§ **SET TASK**
The data below needs to be returned exactly, line for line.

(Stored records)
· · · ·

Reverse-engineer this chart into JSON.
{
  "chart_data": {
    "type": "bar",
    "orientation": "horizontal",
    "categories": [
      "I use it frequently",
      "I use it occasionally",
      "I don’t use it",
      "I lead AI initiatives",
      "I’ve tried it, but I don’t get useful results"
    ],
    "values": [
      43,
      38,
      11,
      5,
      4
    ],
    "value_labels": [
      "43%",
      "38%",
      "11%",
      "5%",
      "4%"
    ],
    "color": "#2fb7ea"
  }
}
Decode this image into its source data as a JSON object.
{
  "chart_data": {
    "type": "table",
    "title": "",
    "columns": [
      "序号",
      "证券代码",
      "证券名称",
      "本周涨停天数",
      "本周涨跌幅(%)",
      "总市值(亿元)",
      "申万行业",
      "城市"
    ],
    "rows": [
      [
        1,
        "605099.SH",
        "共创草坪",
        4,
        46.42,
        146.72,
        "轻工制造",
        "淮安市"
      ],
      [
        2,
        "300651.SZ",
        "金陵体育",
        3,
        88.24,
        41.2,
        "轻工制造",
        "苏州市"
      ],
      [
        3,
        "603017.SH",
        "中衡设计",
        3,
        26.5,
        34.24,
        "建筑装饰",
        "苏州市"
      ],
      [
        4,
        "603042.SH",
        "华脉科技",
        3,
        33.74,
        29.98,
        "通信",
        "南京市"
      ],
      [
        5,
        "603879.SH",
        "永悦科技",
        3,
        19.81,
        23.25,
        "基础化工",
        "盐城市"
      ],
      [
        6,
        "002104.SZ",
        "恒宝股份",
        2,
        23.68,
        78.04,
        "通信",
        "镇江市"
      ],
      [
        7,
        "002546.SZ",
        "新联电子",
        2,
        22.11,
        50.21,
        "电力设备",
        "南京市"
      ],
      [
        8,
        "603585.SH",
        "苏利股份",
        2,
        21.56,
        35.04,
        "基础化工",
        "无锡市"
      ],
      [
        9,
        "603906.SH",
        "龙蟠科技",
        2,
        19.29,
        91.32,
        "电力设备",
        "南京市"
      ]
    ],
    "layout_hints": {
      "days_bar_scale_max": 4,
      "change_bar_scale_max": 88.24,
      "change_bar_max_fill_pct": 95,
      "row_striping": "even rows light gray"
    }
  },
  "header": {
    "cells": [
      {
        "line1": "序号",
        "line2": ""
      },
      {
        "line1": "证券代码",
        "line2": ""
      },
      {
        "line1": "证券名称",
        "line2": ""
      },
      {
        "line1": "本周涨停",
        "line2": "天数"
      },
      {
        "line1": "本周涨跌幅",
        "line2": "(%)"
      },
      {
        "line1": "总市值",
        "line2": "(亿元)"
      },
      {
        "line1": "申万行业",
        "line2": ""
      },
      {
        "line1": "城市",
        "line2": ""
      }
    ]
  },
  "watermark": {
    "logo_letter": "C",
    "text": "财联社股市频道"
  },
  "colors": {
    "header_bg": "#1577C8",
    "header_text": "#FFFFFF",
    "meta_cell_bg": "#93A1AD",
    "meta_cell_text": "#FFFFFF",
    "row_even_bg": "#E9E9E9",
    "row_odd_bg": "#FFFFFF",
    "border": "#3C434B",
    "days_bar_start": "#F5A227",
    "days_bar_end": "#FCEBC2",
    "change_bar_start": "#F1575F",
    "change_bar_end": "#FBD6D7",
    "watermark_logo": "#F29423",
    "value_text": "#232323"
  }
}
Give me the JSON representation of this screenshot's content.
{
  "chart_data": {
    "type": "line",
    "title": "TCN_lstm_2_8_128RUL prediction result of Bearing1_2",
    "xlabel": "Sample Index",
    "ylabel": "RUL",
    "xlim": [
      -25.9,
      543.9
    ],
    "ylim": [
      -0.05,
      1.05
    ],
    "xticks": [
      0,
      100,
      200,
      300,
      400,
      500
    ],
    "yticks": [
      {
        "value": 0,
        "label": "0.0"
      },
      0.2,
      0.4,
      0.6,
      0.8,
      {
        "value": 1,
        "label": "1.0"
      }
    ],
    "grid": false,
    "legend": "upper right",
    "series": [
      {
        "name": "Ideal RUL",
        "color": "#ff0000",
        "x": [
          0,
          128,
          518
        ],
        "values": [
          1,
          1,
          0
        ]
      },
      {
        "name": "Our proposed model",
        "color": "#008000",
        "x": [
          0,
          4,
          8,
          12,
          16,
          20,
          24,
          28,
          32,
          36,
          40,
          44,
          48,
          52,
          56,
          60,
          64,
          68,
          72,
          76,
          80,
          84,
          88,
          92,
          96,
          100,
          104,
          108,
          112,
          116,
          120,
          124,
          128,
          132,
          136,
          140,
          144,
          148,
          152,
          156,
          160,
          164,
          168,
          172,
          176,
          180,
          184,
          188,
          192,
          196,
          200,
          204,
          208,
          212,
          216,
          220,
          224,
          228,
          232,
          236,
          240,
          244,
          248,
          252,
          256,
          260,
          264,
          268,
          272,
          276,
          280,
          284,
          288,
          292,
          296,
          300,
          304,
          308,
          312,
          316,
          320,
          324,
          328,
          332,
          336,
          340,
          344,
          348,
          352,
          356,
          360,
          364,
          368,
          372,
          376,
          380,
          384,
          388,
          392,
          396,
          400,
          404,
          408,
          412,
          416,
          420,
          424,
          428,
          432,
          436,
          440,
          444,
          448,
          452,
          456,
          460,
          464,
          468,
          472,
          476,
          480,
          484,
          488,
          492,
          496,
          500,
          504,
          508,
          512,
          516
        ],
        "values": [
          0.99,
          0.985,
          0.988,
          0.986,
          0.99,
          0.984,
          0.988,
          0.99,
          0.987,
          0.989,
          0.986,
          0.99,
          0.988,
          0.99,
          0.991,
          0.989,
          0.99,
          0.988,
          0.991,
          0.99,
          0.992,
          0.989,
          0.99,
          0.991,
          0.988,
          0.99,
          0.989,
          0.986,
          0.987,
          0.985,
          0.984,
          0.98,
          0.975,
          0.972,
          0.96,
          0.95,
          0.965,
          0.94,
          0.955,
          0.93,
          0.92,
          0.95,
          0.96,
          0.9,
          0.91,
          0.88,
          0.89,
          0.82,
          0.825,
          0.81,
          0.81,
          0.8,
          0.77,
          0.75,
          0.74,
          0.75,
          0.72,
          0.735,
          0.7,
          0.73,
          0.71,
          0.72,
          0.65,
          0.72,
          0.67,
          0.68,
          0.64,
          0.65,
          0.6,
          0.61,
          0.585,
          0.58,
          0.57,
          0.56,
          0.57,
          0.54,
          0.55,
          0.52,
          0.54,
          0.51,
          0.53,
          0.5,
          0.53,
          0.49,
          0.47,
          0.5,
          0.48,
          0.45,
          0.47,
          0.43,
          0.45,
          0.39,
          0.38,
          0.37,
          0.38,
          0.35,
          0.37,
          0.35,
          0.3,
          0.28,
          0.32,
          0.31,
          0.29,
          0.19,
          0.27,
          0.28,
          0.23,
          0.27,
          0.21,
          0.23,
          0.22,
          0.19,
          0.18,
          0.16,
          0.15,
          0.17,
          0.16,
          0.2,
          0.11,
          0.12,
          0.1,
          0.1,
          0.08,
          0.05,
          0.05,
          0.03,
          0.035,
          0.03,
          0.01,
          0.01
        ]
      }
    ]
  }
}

· · · ·

§ **SOLUTION FOR THIS EXERCISE**
Reverse-engineer this chart into JSON.
{
  "chart_data": {
    "type": "bar",
    "orientation": "horizontal",
    "categories": [
      "I use it frequently",
      "I use it occasionally",
      "I don’t use it",
      "I lead AI initiatives",
      "I’ve tried it, but I don’t get useful results"
    ],
    "values": [
      43,
      38,
      11,
      5,
      4
    ],
    "value_labels": [
      "43%",
      "38%",
      "11%",
      "5%",
      "4%"
    ],
    "color": "#2fb7ea"
  }
}
Decode this image into its source data as a JSON object.
{
  "chart_data": {
    "type": "table",
    "title": "",
    "columns": [
      "序号",
      "证券代码",
      "证券名称",
      "本周涨停天数",
      "本周涨跌幅(%)",
      "总市值(亿元)",
      "申万行业",
      "城市"
    ],
    "rows": [
      [
        1,
        "605099.SH",
        "共创草坪",
        4,
        46.42,
        146.72,
        "轻工制造",
        "淮安市"
      ],
      [
        2,
        "300651.SZ",
        "金陵体育",
        3,
        88.24,
        41.2,
        "轻工制造",
        "苏州市"
      ],
      [
        3,
        "603017.SH",
        "中衡设计",
        3,
        26.5,
        34.24,
        "建筑装饰",
        "苏州市"
      ],
      [
        4,
        "603042.SH",
        "华脉科技",
        3,
        33.74,
        29.98,
        "通信",
        "南京市"
      ],
      [
        5,
        "603879.SH",
        "永悦科技",
        3,
        19.81,
        23.25,
        "基础化工",
        "盐城市"
      ],
      [
        6,
        "002104.SZ",
        "恒宝股份",
        2,
        23.68,
        78.04,
        "通信",
        "镇江市"
      ],
      [
        7,
        "002546.SZ",
        "新联电子",
        2,
        22.11,
        50.21,
        "电力设备",
        "南京市"
      ],
      [
        8,
        "603585.SH",
        "苏利股份",
        2,
        21.56,
        35.04,
        "基础化工",
        "无锡市"
      ],
      [
        9,
        "603906.SH",
        "龙蟠科技",
        2,
        19.29,
        91.32,
        "电力设备",
        "南京市"
      ]
    ],
    "layout_hints": {
      "days_bar_scale_max": 4,
      "change_bar_scale_max": 88.24,
      "change_bar_max_fill_pct": 95,
      "row_striping": "even rows light gray"
    }
  },
  "header": {
    "cells": [
      {
        "line1": "序号",
        "line2": ""
      },
      {
        "line1": "证券代码",
        "line2": ""
      },
      {
        "line1": "证券名称",
        "line2": ""
      },
      {
        "line1": "本周涨停",
        "line2": "天数"
      },
      {
        "line1": "本周涨跌幅",
        "line2": "(%)"
      },
      {
        "line1": "总市值",
        "line2": "(亿元)"
      },
      {
        "line1": "申万行业",
        "line2": ""
      },
      {
        "line1": "城市",
        "line2": ""
      }
    ]
  },
  "watermark": {
    "logo_letter": "C",
    "text": "财联社股市频道"
  },
  "colors": {
    "header_bg": "#1577C8",
    "header_text": "#FFFFFF",
    "meta_cell_bg": "#93A1AD",
    "meta_cell_text": "#FFFFFF",
    "row_even_bg": "#E9E9E9",
    "row_odd_bg": "#FFFFFF",
    "border": "#3C434B",
    "days_bar_start": "#F5A227",
    "days_bar_end": "#FCEBC2",
    "change_bar_start": "#F1575F",
    "change_bar_end": "#FBD6D7",
    "watermark_logo": "#F29423",
    "value_text": "#232323"
  }
}
Give me the JSON representation of this screenshot's content.
{
  "chart_data": {
    "type": "line",
    "title": "TCN_lstm_2_8_128RUL prediction result of Bearing1_2",
    "xlabel": "Sample Index",
    "ylabel": "RUL",
    "xlim": [
      -25.9,
      543.9
    ],
    "ylim": [
      -0.05,
      1.05
    ],
    "xticks": [
      0,
      100,
      200,
      300,
      400,
      500
    ],
    "yticks": [
      {
        "value": 0,
        "label": "0.0"
      },
      0.2,
      0.4,
      0.6,
      0.8,
      {
        "value": 1,
        "label": "1.0"
      }
    ],
    "grid": false,
    "legend": "upper right",
    "series": [
      {
        "name": "Ideal RUL",
        "color": "#ff0000",
        "x": [
          0,
          128,
          518
        ],
        "values": [
          1,
          1,
          0
        ]
      },
      {
        "name": "Our proposed model",
        "color": "#008000",
        "x": [
          0,
          4,
          8,
          12,
          16,
          20,
          24,
          28,
          32,
          36,
          40,
          44,
          48,
          52,
          56,
          60,
          64,
          68,
          72,
          76,
          80,
          84,
          88,
          92,
          96,
          100,
          104,
          108,
          112,
          116,
          120,
          124,
          128,
          132,
          136,
          140,
          144,
          148,
          152,
          156,
          160,
          164,
          168,
          172,
          176,
          180,
          184,
          188,
          192,
          196,
          200,
          204,
          208,
          212,
          216,
          220,
          224,
          228,
          232,
          236,
          240,
          244,
          248,
          252,
          256,
          260,
          264,
          268,
          272,
          276,
          280,
          284,
          288,
          292,
          296,
          300,
          304,
          308,
          312,
          316,
          320,
          324,
          328,
          332,
          336,
          340,
          344,
          348,
          352,
          356,
          360,
          364,
          368,
          372,
          376,
          380,
          384,
          388,
          392,
          396,
          400,
          404,
          408,
          412,
          416,
          420,
          424,
          428,
          432,
          436,
          440,
          444,
          448,
          452,
          456,
          460,
          464,
          468,
          472,
          476,
          480,
          484,
          488,
          492,
          496,
          500,
          504,
          508,
          512,
          516
        ],
        "values": [
          0.99,
          0.985,
          0.988,
          0.986,
          0.99,
          0.984,
          0.988,
          0.99,
          0.987,
          0.989,
          0.986,
          0.99,
          0.988,
          0.99,
          0.991,
          0.989,
          0.99,
          0.988,
          0.991,
          0.99,
          0.992,
          0.989,
          0.99,
          0.991,
          0.988,
          0.99,
          0.989,
          0.986,
          0.987,
          0.985,
          0.984,
          0.98,
          0.975,
          0.972,
          0.96,
          0.95,
          0.965,
          0.94,
          0.955,
          0.93,
          0.92,
          0.95,
          0.96,
          0.9,
          0.91,
          0.88,
          0.89,
          0.82,
          0.825,
          0.81,
          0.81,
          0.8,
          0.77,
          0.75,
          0.74,
          0.75,
          0.72,
          0.735,
          0.7,
          0.73,
          0.71,
          0.72,
          0.65,
          0.72,
          0.67,
          0.68,
          0.64,
          0.65,
          0.6,
          0.61,
          0.585,
          0.58,
          0.57,
          0.56,
          0.57,
          0.54,
          0.55,
          0.52,
          0.54,
          0.51,
          0.53,
          0.5,
          0.53,
          0.49,
          0.47,
          0.5,
          0.48,
          0.45,
          0.47,
          0.43,
          0.45,
          0.39,
          0.38,
          0.37,
          0.38,
          0.35,
          0.37,
          0.35,
          0.3,
          0.28,
          0.32,
          0.31,
          0.29,
          0.19,
          0.27,
          0.28,
          0.23,
          0.27,
          0.21,
          0.23,
          0.22,
          0.19,
          0.18,
          0.16,
          0.15,
          0.17,
          0.16,
          0.2,
          0.11,
          0.12,
          0.1,
          0.1,
          0.08,
          0.05,
          0.05,
          0.03,
          0.035,
          0.03,
          0.01,
          0.01
        ]
      }
    ]
  }
}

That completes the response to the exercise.